== EXTRACT ==
Virus resistance and molecular mutational analysis of tomato mutant lines

Tomato leaf curl Philippine virus (ToLCPV) is the causal agent of the damaging tomato leaf curl disease prevalent in the Philippines. Through the use of ethylmethane sulfonate (EMS) in inducing mutation in tomato, genetic materials for ToLPCV resistance breeding were generated. Pool 1 of these materials with known susceptible and resistant controls was screened for host resistance, of which 26 entries were selected as candidate resistant lines. The lines were re-evaluated using larger sample size with known disease progress parameters (disease scores and AUDPC). Nine individual plants with at least 0 (immune) to 1 (highly resistant) disease response rating were selected and were subjected to PCR analysis to detect possible infection and differential loads of ToLCPV. After PCR optimization to amplify just enough copies of the target virus genome sequence, the differential titer load of the virus among the selected plants and controls was determined. This is the first report applying standard PCR protocol but reduced amplification to screen for differential virus infection in the host plant. To validate resistance, field trial is being conducted consisting of the progenies of all the sister lines of the nine selected plants. TILLING (Targeting Induced Local Lessions IN Genome) and DCode (DGGE, SSCP) mutation analysis is also being optimized to characterize the induced resistance through EMS mutagenesis. The samples used for preliminary analysis of natural SNPs are the selected resistant mutants, controls Hawaii 7996 and wild relative Solanum pimpinellifolium, and DCode control kit containing wild-type and mutant DNA samples. Four SNP markers with adaptor 40-base pair GC clamps are initially in mutation screening. For TILLING, tomato positive controls are established using commercial Surveyor Nuclease sup(Tm) S1 endonuclease. Digesting heteroduplexes of Hawaii 7996 and S. pimpinellifolium PCR products for the 15 CG genes has confirmed the natural SNPs inherent at CG1 and CG8 genes.

== DATA UNDER STUDY ==
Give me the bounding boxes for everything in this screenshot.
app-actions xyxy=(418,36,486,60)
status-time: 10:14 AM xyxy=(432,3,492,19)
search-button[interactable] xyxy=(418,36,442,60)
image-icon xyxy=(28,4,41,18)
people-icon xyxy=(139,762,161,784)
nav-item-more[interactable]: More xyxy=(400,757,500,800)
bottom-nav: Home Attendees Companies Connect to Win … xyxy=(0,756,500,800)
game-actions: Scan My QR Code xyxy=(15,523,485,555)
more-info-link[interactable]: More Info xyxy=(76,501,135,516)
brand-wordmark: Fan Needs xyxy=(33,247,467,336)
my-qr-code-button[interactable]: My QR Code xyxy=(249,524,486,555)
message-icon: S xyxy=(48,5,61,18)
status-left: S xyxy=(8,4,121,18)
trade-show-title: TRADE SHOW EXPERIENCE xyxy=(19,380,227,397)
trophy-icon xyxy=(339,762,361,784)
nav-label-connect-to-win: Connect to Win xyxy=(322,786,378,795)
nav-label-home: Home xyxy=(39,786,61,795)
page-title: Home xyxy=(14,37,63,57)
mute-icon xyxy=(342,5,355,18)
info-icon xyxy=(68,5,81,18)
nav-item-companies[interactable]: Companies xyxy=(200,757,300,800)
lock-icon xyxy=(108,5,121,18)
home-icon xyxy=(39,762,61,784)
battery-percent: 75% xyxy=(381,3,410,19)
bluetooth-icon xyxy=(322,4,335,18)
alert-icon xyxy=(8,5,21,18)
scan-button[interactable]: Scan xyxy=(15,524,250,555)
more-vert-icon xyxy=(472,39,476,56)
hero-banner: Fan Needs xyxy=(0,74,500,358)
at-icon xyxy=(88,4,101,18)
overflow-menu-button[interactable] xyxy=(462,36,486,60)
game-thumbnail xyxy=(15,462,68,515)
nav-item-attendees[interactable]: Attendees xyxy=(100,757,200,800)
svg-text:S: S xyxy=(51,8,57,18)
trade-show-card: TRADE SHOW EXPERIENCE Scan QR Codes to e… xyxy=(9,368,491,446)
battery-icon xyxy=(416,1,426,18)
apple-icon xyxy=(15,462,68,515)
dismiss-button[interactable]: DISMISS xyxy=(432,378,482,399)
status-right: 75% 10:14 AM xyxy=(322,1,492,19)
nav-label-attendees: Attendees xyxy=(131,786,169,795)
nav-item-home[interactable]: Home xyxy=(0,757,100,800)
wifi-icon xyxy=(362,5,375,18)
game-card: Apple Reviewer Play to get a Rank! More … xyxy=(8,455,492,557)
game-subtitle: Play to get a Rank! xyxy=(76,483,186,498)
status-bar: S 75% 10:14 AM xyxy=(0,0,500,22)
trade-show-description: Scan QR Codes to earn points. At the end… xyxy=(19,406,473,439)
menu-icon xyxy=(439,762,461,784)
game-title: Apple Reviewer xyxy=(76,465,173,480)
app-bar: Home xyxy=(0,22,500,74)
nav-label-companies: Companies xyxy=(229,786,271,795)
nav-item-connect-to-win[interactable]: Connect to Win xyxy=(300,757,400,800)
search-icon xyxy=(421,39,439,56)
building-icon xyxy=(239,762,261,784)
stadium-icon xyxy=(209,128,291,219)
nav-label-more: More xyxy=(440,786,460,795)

== EXERCISE DIRECTIONS ==
Answer these questions from the tomato abstract:
(a) How many entries from Pool 1 were picked as candidate resistant lines?
(b) How many individual plants were put through PCR analysis?
(c) In which genes were the natural SNPs confirmed?
The records have no connection to the tomato abstract.

== TASK ANSWER ==
(a) 26
(b) Nine
(c) CG1 and CG8